● **Problem A**:
Turn the entries, starting at the first line of the data block and ending at the line containing "section1-heading-line: Student Juror", into a numbered list, leaving out any blank lines.

---------- Document section

Speaking too soon again

From Vox Day’s blog A reckoning is here

Once again, Vox is predicting crisis and reckoning where none exists. He predicted in 2018-2019 that there would be arrests and that the dems are in ‘full panic’ mode due to Trump purportedly draining the swamp. As it turned out, there were major arrests, those being Roger Stone and also Michael Avenatti. The former was one of Trump’s early supporters, so a win for the left. The arrest of Avenatti was not attributable to any swamp draining but rather due to a botched attempt at extorting Nike, as well as just being a scummy human who defrauded his clients. Him being opposed to Trump was just a coincidence. We have yet to see any arrests or indictments of major democratic politicians under Trump, nor the dissolution or even setback of major left-wing institutions or businesses. College attendance is still very high, and tuition keeps going up. The wage premium between grads and non-grads is wider than ever. Vox, New York Times, and Vice, despite losing money, keep chugging along. Silicon Valley social networks, platforms, and payment processors keep shutting-down and demonetizing accounts with impunity. Harvey Weinstein was found guilty and stands to spend 29 years in jail, but that, again, had nothing to do with Trump or swamp draining, but rather a consequence of victims finally coming forward.

--------------------
---------- Excerpted data

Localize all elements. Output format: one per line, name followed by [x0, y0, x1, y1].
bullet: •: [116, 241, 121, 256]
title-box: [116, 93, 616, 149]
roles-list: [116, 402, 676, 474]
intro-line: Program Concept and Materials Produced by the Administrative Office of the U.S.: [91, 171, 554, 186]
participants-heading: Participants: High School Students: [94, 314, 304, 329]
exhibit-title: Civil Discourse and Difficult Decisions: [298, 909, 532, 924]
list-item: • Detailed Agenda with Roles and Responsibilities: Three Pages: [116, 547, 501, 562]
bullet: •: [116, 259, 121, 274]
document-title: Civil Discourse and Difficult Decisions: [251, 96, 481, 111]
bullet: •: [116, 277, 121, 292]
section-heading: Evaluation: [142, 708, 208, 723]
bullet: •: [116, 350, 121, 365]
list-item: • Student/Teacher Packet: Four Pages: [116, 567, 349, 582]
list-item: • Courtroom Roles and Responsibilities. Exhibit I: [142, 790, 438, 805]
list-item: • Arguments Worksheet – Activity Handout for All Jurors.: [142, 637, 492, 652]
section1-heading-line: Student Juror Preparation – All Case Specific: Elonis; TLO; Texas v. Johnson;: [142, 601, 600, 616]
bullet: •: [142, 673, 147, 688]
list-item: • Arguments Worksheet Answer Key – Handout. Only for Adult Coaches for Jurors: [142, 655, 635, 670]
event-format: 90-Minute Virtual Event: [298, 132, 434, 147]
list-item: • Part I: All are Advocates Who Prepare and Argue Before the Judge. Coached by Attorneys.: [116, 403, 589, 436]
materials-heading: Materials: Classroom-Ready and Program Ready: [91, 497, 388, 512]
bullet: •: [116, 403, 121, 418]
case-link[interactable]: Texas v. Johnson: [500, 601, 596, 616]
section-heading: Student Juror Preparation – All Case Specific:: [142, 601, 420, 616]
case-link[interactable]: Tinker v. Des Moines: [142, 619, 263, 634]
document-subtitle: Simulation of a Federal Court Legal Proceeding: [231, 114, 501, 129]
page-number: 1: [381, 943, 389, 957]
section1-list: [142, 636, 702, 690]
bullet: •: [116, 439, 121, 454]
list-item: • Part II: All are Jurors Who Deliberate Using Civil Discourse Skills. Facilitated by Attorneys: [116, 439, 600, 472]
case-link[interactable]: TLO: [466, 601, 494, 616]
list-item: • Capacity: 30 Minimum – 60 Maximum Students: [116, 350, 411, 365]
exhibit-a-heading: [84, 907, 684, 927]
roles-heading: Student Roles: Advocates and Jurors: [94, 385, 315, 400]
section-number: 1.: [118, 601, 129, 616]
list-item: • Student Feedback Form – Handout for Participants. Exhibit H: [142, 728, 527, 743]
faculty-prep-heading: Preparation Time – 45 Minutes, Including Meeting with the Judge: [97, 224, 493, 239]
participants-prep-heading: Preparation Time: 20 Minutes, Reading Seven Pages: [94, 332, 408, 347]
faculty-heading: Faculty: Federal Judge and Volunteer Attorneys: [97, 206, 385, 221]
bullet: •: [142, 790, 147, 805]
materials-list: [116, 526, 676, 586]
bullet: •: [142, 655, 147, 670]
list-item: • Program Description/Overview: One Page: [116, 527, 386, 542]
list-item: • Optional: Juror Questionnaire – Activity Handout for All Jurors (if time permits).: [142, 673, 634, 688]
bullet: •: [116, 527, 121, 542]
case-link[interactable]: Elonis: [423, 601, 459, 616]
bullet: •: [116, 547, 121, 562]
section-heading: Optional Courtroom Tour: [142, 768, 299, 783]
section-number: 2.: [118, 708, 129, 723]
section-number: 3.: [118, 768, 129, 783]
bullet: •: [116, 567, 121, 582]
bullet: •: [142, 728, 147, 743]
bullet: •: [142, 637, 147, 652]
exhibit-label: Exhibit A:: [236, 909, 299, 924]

--------------------

● **Problem B**:
Decide whether each statement agrees with the post on Vox Day's predictions, answering yes or no and quoting the deciding words: (i) Roger Stone was among those arrested. (ii) College tuition has been going down. (iii) Harvey Weinstein stands to spend 29 years in jail.

● **Full answer A**:
1. Localize all elements. Output format: one per line, name followed by [x0, y0, x1, y1].
2. bullet: •: [116, 241, 121, 256]
3. title-box: [116, 93, 616, 149]
4. roles-list: [116, 402, 676, 474]
5. intro-line: Program Concept and Materials Produced by the Administrative Office of the U.S.: [91, 171, 554, 186]
6. participants-heading: Participants: High School Students: [94, 314, 304, 329]
7. exhibit-title: Civil Discourse and Difficult Decisions: [298, 909, 532, 924]
8. list-item: • Detailed Agenda with Roles and Responsibilities: Three Pages: [116, 547, 501, 562]
9. bullet: •: [116, 259, 121, 274]
10. document-title: Civil Discourse and Difficult Decisions: [251, 96, 481, 111]
11. bullet: •: [116, 277, 121, 292]
12. section-heading: Evaluation: [142, 708, 208, 723]
13. bullet: •: [116, 350, 121, 365]
14. list-item: • Student/Teacher Packet: Four Pages: [116, 567, 349, 582]
15. list-item: • Courtroom Roles and Responsibilities. Exhibit I: [142, 790, 438, 805]
16. list-item: • Arguments Worksheet – Activity Handout for All Jurors.: [142, 637, 492, 652]
17. section1-heading-line: Student Juror Preparation – All Case Specific: Elonis; TLO; Texas v. Johnson;: [142, 601, 600, 616]

● **Full answer B**:
(i) Yes: "there were major arrests, those being Roger Stone and also Michael Avenatti"
(ii) No: "tuition keeps going up"
(iii) Yes: "Harvey Weinstein was found guilty and stands to spend 29 years in jail"